Given entries →
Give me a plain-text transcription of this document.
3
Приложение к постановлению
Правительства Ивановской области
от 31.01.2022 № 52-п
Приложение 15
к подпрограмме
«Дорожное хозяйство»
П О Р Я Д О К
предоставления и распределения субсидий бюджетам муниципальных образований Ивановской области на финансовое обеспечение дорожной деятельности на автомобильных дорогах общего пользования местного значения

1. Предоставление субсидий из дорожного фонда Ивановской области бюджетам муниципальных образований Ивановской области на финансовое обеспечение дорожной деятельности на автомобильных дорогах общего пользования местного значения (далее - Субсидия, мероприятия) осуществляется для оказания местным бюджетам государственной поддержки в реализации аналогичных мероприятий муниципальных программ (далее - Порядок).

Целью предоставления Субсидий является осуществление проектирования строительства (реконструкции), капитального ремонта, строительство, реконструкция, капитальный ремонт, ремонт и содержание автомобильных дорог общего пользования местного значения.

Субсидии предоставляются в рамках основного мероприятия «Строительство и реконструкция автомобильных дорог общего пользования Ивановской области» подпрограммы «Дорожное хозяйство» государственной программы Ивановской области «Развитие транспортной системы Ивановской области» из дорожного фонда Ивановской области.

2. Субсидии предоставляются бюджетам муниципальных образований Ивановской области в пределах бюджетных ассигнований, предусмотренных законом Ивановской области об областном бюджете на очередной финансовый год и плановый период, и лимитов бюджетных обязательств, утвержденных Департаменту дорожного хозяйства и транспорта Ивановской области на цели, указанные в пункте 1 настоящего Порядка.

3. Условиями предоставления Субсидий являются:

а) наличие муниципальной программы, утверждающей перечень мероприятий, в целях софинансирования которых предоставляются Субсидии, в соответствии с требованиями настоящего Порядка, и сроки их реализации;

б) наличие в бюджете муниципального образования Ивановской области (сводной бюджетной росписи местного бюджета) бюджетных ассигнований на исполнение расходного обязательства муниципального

Given instruction → Where a line holds "Приложение", copy it out.

Answer in full →
Приложение к постановлению
Приложение 15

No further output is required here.